**Exercise prompt:** Leave the pictures out, and retype all of the material exactly as written.

**Material supplied:**
=======
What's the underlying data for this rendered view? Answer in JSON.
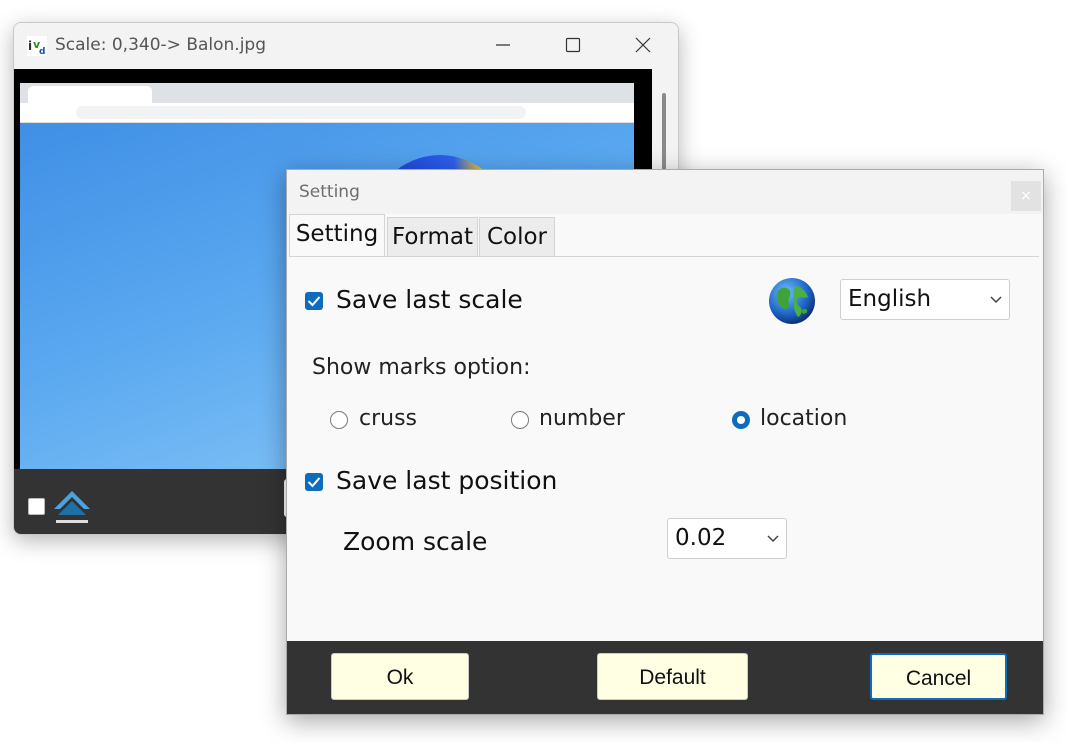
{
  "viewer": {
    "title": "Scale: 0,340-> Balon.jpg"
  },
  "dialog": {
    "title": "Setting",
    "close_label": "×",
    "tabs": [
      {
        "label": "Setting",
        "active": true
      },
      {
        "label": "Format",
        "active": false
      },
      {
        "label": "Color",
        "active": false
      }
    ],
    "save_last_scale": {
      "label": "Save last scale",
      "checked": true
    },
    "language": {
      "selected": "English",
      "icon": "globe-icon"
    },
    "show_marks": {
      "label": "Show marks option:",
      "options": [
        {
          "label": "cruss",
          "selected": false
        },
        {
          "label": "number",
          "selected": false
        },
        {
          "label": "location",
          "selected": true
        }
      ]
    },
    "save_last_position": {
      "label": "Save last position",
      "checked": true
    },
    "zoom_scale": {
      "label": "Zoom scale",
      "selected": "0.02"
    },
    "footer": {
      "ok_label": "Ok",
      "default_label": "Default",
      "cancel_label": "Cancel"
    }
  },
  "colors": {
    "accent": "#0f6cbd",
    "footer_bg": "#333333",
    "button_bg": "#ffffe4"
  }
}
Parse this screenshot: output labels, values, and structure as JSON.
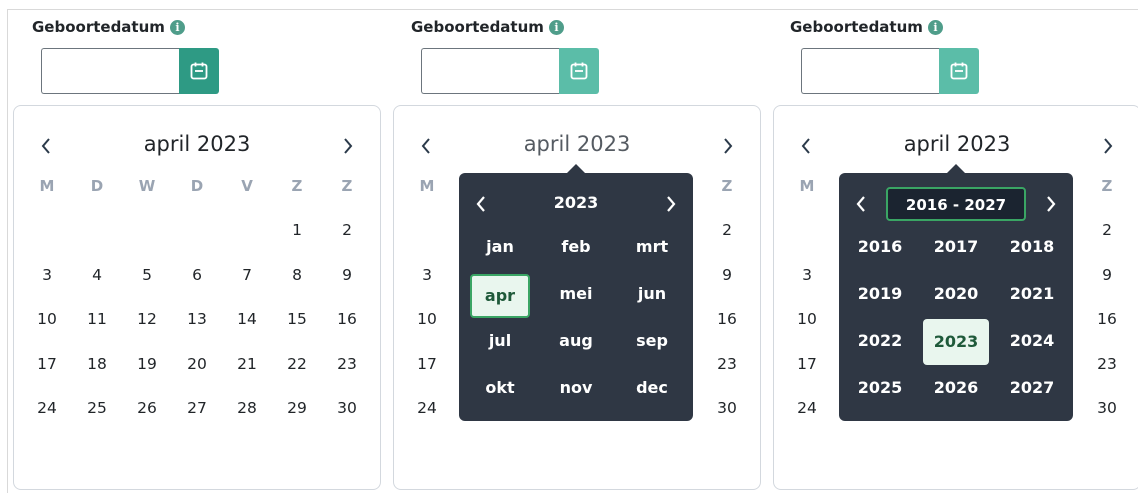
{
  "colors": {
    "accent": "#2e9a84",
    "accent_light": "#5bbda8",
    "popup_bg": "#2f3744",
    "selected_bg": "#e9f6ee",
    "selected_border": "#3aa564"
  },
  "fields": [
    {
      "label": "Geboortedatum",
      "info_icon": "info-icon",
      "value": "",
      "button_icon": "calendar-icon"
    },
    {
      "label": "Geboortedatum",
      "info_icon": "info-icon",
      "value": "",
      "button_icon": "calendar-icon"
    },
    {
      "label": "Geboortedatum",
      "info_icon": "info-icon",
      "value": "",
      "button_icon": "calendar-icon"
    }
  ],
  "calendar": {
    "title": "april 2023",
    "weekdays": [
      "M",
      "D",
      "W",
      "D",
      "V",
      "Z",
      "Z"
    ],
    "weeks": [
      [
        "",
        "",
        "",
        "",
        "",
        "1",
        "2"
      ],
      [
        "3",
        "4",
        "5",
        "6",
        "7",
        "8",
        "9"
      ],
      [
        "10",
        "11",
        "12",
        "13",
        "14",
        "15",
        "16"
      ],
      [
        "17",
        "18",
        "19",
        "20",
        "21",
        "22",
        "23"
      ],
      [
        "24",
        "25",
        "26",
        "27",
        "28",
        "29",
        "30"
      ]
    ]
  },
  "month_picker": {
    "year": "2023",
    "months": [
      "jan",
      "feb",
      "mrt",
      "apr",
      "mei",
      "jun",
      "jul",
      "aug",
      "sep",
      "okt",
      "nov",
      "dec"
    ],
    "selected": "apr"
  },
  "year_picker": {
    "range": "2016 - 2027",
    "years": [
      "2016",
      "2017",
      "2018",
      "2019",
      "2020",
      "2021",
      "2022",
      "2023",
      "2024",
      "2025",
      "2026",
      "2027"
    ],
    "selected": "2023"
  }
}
=======
**Completed exercise:**
What's the underlying data for this rendered view? Answer in JSON.
{
  "viewer": {
    "title": "Scale: 0,340-> Balon.jpg"
  },
  "dialog": {
    "title": "Setting",
    "close_label": "×",
    "tabs": [
      {
        "label": "Setting",
        "active": true
      },
      {
        "label": "Format",
        "active": false
      },
      {
        "label": "Color",
        "active": false
      }
    ],
    "save_last_scale": {
      "label": "Save last scale",
      "checked": true
    },
    "language": {
      "selected": "English",
      "icon": "globe-icon"
    },
    "show_marks": {
      "label": "Show marks option:",
      "options": [
        {
          "label": "cruss",
          "selected": false
        },
        {
          "label": "number",
          "selected": false
        },
        {
          "label": "location",
          "selected": true
        }
      ]
    },
    "save_last_position": {
      "label": "Save last position",
      "checked": true
    },
    "zoom_scale": {
      "label": "Zoom scale",
      "selected": "0.02"
    },
    "footer": {
      "ok_label": "Ok",
      "default_label": "Default",
      "cancel_label": "Cancel"
    }
  },
  "colors": {
    "accent": "#0f6cbd",
    "footer_bg": "#333333",
    "button_bg": "#ffffe4"
  }
}
Parse this screenshot: output labels, values, and structure as JSON.
{
  "colors": {
    "accent": "#2e9a84",
    "accent_light": "#5bbda8",
    "popup_bg": "#2f3744",
    "selected_bg": "#e9f6ee",
    "selected_border": "#3aa564"
  },
  "fields": [
    {
      "label": "Geboortedatum",
      "info_icon": "info-icon",
      "value": "",
      "button_icon": "calendar-icon"
    },
    {
      "label": "Geboortedatum",
      "info_icon": "info-icon",
      "value": "",
      "button_icon": "calendar-icon"
    },
    {
      "label": "Geboortedatum",
      "info_icon": "info-icon",
      "value": "",
      "button_icon": "calendar-icon"
    }
  ],
  "calendar": {
    "title": "april 2023",
    "weekdays": [
      "M",
      "D",
      "W",
      "D",
      "V",
      "Z",
      "Z"
    ],
    "weeks": [
      [
        "",
        "",
        "",
        "",
        "",
        "1",
        "2"
      ],
      [
        "3",
        "4",
        "5",
        "6",
        "7",
        "8",
        "9"
      ],
      [
        "10",
        "11",
        "12",
        "13",
        "14",
        "15",
        "16"
      ],
      [
        "17",
        "18",
        "19",
        "20",
        "21",
        "22",
        "23"
      ],
      [
        "24",
        "25",
        "26",
        "27",
        "28",
        "29",
        "30"
      ]
    ]
  },
  "month_picker": {
    "year": "2023",
    "months": [
      "jan",
      "feb",
      "mrt",
      "apr",
      "mei",
      "jun",
      "jul",
      "aug",
      "sep",
      "okt",
      "nov",
      "dec"
    ],
    "selected": "apr"
  },
  "year_picker": {
    "range": "2016 - 2027",
    "years": [
      "2016",
      "2017",
      "2018",
      "2019",
      "2020",
      "2021",
      "2022",
      "2023",
      "2024",
      "2025",
      "2026",
      "2027"
    ],
    "selected": "2023"
  }
}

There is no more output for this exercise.